■ Objective:
Print the listing that follows, character for character.

■ Material provided:

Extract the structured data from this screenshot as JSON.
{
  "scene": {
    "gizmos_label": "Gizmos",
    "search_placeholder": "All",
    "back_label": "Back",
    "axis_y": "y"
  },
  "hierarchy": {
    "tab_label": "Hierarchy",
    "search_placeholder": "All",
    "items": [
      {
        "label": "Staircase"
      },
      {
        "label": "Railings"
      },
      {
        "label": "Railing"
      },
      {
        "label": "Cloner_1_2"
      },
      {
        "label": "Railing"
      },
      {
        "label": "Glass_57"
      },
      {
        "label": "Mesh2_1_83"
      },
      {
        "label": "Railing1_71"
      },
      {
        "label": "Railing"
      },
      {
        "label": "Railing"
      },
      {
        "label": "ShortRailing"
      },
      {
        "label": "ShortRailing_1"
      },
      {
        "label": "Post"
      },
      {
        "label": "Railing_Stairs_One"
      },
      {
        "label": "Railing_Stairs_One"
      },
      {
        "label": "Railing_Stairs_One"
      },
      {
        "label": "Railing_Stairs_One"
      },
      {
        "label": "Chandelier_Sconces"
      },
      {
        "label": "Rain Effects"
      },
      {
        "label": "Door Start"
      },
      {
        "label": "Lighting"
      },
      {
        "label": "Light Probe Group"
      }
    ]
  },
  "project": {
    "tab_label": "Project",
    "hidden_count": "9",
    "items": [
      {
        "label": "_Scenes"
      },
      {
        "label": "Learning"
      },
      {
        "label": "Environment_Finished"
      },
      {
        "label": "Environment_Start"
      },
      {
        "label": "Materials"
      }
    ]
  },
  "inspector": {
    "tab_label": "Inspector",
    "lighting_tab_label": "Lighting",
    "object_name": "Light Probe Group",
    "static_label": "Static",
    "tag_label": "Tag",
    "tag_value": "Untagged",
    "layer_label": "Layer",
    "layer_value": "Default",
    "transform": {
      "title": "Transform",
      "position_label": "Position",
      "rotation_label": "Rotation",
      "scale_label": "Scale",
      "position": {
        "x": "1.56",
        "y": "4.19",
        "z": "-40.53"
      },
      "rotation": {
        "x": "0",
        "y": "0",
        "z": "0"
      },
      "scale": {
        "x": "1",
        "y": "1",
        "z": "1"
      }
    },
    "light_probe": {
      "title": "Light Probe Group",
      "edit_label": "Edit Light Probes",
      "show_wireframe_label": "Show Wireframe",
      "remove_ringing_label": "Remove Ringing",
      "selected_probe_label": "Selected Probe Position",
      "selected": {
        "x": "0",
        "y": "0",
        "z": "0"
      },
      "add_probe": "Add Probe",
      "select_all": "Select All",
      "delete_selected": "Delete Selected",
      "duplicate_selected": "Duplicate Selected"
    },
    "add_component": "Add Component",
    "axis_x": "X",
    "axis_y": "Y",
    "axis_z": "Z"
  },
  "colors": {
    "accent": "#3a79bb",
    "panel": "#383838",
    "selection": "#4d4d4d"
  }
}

■ Task answer:
Extract the structured data from this screenshot as JSON.
{
  "scene": {
    "gizmos_label": "Gizmos",
    "search_placeholder": "All",
    "back_label": "Back",
    "axis_y": "y"
  },
  "hierarchy": {
    "tab_label": "Hierarchy",
    "search_placeholder": "All",
    "items": [
      {
        "label": "Staircase"
      },
      {
        "label": "Railings"
      },
      {
        "label": "Railing"
      },
      {
        "label": "Cloner_1_2"
      },
      {
        "label": "Railing"
      },
      {
        "label": "Glass_57"
      },
      {
        "label": "Mesh2_1_83"
      },
      {
        "label": "Railing1_71"
      },
      {
        "label": "Railing"
      },
      {
        "label": "Railing"
      },
      {
        "label": "ShortRailing"
      },
      {
        "label": "ShortRailing_1"
      },
      {
        "label": "Post"
      },
      {
        "label": "Railing_Stairs_One"
      },
      {
        "label": "Railing_Stairs_One"
      },
      {
        "label": "Railing_Stairs_One"
      },
      {
        "label": "Railing_Stairs_One"
      },
      {
        "label": "Chandelier_Sconces"
      },
      {
        "label": "Rain Effects"
      },
      {
        "label": "Door Start"
      },
      {
        "label": "Lighting"
      },
      {
        "label": "Light Probe Group"
      }
    ]
  },
  "project": {
    "tab_label": "Project",
    "hidden_count": "9",
    "items": [
      {
        "label": "_Scenes"
      },
      {
        "label": "Learning"
      },
      {
        "label": "Environment_Finished"
      },
      {
        "label": "Environment_Start"
      },
      {
        "label": "Materials"
      }
    ]
  },
  "inspector": {
    "tab_label": "Inspector",
    "lighting_tab_label": "Lighting",
    "object_name": "Light Probe Group",
    "static_label": "Static",
    "tag_label": "Tag",
    "tag_value": "Untagged",
    "layer_label": "Layer",
    "layer_value": "Default",
    "transform": {
      "title": "Transform",
      "position_label": "Position",
      "rotation_label": "Rotation",
      "scale_label": "Scale",
      "position": {
        "x": "1.56",
        "y": "4.19",
        "z": "-40.53"
      },
      "rotation": {
        "x": "0",
        "y": "0",
        "z": "0"
      },
      "scale": {
        "x": "1",
        "y": "1",
        "z": "1"
      }
    },
    "light_probe": {
      "title": "Light Probe Group",
      "edit_label": "Edit Light Probes",
      "show_wireframe_label": "Show Wireframe",
      "remove_ringing_label": "Remove Ringing",
      "selected_probe_label": "Selected Probe Position",
      "selected": {
        "x": "0",
        "y": "0",
        "z": "0"
      },
      "add_probe": "Add Probe",
      "select_all": "Select All",
      "delete_selected": "Delete Selected",
      "duplicate_selected": "Duplicate Selected"
    },
    "add_component": "Add Component",
    "axis_x": "X",
    "axis_y": "Y",
    "axis_z": "Z"
  },
  "colors": {
    "accent": "#3a79bb",
    "panel": "#383838",
    "selection": "#4d4d4d"
  }
}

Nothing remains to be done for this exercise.